--- WHAT THE TASK ASKS ---
Retype all material exactly. Pictures stay out of the copy.

##############################

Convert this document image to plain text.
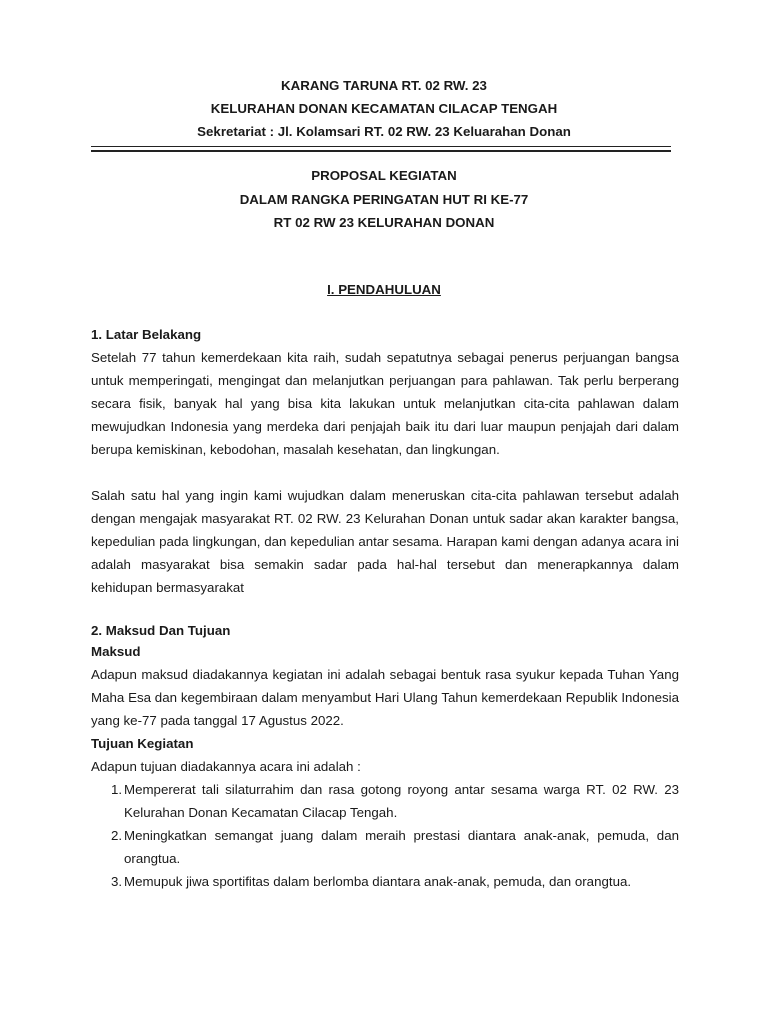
KARANG TARUNA RT. 02 RW. 23
KELURAHAN DONAN KECAMATAN CILACAP TENGAH
Sekretariat : Jl. Kolamsari RT. 02 RW. 23 Keluarahan Donan
PROPOSAL KEGIATAN
DALAM RANGKA PERINGATAN HUT RI KE-77
RT 02 RW 23 KELURAHAN DONAN
I. PENDAHULUAN
1. Latar Belakang

Setelah 77 tahun kemerdekaan kita raih, sudah sepatutnya sebagai penerus perjuangan bangsa untuk memperingati, mengingat dan melanjutkan perjuangan para pahlawan. Tak perlu berperang secara fisik, banyak hal yang bisa kita lakukan untuk melanjutkan cita-cita pahlawan dalam mewujudkan Indonesia yang merdeka dari penjajah baik itu dari luar maupun penjajah dari dalam berupa kemiskinan, kebodohan, masalah kesehatan, dan lingkungan.

Salah satu hal yang ingin kami wujudkan dalam meneruskan cita-cita pahlawan tersebut adalah dengan mengajak masyarakat RT. 02 RW. 23 Kelurahan Donan untuk sadar akan karakter bangsa, kepedulian pada lingkungan, dan kepedulian antar sesama. Harapan kami dengan adanya acara ini adalah masyarakat bisa semakin sadar pada hal-hal tersebut dan menerapkannya dalam kehidupan bermasyarakat

2. Maksud Dan Tujuan
Maksud

Adapun maksud diadakannya kegiatan ini adalah sebagai bentuk rasa syukur kepada Tuhan Yang Maha Esa dan kegembiraan dalam menyambut Hari Ulang Tahun kemerdekaan Republik Indonesia yang ke-77 pada tanggal 17 Agustus 2022.

Tujuan Kegiatan
Adapun tujuan diadakannya acara ini adalah :
1. Mempererat tali silaturrahim dan rasa gotong royong antar sesama warga RT. 02 RW. 23 Kelurahan Donan Kecamatan Cilacap Tengah.
2. Meningkatkan semangat juang dalam meraih prestasi diantara anak-anak, pemuda, dan orangtua.
3. Memupuk jiwa sportifitas dalam berlomba diantara anak-anak, pemuda, dan orangtua.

##############################

--- THE REPLY ---
Convert this document image to plain text.
KARANG TARUNA RT. 02 RW. 23
KELURAHAN DONAN KECAMATAN CILACAP TENGAH
Sekretariat : Jl. Kolamsari RT. 02 RW. 23 Keluarahan Donan
PROPOSAL KEGIATAN
DALAM RANGKA PERINGATAN HUT RI KE-77
RT 02 RW 23 KELURAHAN DONAN
I. PENDAHULUAN
1. Latar Belakang

Setelah 77 tahun kemerdekaan kita raih, sudah sepatutnya sebagai penerus perjuangan bangsa untuk memperingati, mengingat dan melanjutkan perjuangan para pahlawan. Tak perlu berperang secara fisik, banyak hal yang bisa kita lakukan untuk melanjutkan cita-cita pahlawan dalam mewujudkan Indonesia yang merdeka dari penjajah baik itu dari luar maupun penjajah dari dalam berupa kemiskinan, kebodohan, masalah kesehatan, dan lingkungan.

Salah satu hal yang ingin kami wujudkan dalam meneruskan cita-cita pahlawan tersebut adalah dengan mengajak masyarakat RT. 02 RW. 23 Kelurahan Donan untuk sadar akan karakter bangsa, kepedulian pada lingkungan, dan kepedulian antar sesama. Harapan kami dengan adanya acara ini adalah masyarakat bisa semakin sadar pada hal-hal tersebut dan menerapkannya dalam kehidupan bermasyarakat

2. Maksud Dan Tujuan
Maksud

Adapun maksud diadakannya kegiatan ini adalah sebagai bentuk rasa syukur kepada Tuhan Yang Maha Esa dan kegembiraan dalam menyambut Hari Ulang Tahun kemerdekaan Republik Indonesia yang ke-77 pada tanggal 17 Agustus 2022.

Tujuan Kegiatan
Adapun tujuan diadakannya acara ini adalah :
1. Mempererat tali silaturrahim dan rasa gotong royong antar sesama warga RT. 02 RW. 23 Kelurahan Donan Kecamatan Cilacap Tengah.
2. Meningkatkan semangat juang dalam meraih prestasi diantara anak-anak, pemuda, dan orangtua.
3. Memupuk jiwa sportifitas dalam berlomba diantara anak-anak, pemuda, dan orangtua.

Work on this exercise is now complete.